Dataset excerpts
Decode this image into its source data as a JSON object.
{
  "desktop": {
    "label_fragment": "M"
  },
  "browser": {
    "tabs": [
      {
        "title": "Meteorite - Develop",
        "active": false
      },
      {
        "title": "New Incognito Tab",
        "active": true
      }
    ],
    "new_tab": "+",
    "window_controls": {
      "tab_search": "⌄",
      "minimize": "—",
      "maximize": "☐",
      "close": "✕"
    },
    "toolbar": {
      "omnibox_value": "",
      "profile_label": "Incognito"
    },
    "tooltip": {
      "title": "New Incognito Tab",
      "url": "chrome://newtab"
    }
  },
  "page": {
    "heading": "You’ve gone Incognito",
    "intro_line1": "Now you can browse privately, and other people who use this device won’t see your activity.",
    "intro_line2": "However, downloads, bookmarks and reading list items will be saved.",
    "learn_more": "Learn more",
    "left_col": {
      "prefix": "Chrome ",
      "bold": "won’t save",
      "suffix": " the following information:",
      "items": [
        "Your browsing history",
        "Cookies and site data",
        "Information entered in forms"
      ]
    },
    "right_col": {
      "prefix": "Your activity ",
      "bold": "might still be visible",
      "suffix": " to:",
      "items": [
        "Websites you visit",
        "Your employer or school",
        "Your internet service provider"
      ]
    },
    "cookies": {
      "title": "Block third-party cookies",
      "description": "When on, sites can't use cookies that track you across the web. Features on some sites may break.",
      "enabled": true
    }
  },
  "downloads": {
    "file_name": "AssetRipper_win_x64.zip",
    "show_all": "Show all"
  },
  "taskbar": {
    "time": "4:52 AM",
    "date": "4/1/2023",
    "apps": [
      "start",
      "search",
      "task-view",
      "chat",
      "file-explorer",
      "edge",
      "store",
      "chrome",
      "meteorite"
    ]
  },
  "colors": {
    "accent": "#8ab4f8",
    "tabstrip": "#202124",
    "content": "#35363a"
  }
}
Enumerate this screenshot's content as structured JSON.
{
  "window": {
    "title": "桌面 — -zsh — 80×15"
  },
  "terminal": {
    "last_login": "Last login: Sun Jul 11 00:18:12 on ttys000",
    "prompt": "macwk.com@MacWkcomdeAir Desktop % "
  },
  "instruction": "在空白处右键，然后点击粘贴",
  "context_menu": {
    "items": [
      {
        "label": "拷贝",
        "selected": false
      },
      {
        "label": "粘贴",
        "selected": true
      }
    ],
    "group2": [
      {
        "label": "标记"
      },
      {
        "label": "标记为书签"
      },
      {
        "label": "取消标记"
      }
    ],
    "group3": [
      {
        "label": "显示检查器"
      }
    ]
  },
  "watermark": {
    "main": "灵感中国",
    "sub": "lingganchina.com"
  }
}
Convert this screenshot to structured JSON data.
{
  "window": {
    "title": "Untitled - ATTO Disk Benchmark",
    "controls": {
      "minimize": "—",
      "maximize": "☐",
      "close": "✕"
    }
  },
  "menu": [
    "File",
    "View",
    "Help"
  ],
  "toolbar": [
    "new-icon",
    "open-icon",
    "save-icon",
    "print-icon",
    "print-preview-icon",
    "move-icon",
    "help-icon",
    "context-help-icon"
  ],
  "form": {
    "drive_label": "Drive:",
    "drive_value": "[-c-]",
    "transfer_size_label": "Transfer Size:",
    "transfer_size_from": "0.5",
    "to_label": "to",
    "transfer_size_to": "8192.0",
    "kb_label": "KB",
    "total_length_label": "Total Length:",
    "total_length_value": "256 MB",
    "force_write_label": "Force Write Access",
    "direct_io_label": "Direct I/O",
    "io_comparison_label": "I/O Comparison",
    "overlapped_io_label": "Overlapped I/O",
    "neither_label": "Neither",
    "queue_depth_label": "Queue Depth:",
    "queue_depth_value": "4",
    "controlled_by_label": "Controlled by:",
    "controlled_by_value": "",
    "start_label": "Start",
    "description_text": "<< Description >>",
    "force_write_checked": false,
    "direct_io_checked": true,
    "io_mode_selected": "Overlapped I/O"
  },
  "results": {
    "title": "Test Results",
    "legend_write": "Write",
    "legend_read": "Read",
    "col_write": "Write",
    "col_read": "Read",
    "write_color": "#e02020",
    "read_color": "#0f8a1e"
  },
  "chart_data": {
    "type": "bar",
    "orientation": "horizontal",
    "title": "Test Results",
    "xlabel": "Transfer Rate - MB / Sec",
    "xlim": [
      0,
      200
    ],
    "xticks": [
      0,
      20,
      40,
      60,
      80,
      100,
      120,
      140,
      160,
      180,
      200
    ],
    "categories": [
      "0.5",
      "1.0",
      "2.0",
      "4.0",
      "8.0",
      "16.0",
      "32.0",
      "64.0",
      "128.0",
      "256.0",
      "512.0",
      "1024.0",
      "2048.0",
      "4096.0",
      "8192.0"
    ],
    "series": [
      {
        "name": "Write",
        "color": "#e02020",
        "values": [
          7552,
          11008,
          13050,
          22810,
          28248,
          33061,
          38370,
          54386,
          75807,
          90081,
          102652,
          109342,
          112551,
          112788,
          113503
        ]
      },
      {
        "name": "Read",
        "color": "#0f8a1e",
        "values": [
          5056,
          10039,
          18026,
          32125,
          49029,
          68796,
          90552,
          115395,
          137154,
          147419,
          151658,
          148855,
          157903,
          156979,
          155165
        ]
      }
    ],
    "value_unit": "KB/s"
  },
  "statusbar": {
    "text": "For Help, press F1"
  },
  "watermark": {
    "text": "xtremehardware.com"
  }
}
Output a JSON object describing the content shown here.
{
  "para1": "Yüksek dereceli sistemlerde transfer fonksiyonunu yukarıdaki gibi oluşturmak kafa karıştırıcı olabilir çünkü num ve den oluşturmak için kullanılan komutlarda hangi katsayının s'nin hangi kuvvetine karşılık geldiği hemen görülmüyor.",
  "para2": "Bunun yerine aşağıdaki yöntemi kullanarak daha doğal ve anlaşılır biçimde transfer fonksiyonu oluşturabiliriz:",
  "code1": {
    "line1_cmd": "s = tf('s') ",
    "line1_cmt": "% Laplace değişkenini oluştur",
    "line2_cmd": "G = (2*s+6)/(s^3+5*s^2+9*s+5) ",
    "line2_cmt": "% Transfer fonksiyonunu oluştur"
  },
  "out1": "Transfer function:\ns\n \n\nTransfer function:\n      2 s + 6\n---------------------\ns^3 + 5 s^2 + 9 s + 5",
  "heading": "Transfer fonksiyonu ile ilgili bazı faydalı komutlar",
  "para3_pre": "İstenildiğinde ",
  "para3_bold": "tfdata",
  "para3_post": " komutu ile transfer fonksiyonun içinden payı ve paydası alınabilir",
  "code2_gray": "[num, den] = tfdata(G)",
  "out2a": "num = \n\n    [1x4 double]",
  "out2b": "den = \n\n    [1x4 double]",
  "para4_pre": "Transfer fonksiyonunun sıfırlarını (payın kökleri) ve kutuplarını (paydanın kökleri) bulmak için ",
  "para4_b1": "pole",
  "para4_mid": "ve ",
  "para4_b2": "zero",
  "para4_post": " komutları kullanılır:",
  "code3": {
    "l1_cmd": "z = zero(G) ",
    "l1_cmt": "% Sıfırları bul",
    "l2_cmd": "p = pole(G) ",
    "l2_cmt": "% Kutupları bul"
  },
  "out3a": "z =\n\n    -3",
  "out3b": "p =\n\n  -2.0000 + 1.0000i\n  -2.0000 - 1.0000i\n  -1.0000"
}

# GIVEN REQUEST
From the data above, copy each line where the string "true" appears.

# RESULT
        "active": true
      "enabled": true
        "selected": true
    "direct_io_checked": true,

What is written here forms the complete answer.